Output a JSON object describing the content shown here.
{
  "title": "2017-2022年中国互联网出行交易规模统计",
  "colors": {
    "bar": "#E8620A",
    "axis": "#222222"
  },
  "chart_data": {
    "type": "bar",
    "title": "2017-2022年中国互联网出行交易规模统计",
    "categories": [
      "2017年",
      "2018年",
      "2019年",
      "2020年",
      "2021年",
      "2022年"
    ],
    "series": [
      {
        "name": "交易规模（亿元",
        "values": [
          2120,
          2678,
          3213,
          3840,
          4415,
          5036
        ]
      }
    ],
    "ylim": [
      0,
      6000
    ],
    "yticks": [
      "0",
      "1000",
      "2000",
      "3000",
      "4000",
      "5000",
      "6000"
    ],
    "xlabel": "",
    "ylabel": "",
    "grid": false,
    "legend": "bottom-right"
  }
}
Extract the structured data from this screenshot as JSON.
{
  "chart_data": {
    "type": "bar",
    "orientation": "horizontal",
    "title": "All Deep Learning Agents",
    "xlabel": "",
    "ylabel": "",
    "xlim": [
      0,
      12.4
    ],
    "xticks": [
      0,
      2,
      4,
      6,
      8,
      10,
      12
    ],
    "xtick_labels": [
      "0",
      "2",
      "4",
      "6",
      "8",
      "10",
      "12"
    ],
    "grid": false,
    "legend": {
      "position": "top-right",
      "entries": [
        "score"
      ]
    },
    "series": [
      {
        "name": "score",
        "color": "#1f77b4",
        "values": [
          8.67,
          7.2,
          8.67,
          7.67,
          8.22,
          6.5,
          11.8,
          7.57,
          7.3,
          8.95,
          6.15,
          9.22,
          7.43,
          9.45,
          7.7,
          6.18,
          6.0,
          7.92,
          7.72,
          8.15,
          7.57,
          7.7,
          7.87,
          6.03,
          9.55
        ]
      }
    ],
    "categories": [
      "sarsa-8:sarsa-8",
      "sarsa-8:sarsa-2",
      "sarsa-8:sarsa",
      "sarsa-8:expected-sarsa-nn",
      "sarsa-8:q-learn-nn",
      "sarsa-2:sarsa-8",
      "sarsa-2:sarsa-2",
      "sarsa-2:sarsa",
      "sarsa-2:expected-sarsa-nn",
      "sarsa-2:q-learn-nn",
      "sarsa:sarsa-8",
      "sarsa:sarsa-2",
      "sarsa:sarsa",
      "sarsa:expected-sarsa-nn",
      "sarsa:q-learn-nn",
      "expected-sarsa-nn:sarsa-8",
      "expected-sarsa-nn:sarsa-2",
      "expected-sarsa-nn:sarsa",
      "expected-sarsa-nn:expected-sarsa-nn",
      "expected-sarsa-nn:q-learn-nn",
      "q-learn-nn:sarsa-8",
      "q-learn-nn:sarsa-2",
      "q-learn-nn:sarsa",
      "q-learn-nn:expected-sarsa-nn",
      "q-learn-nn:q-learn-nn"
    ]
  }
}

+++

Task to complete.
In the records above, find each line holding "JSON" and copy it.

Answer to the exercise.
Output a JSON object describing the content shown here.
Extract the structured data from this screenshot as JSON.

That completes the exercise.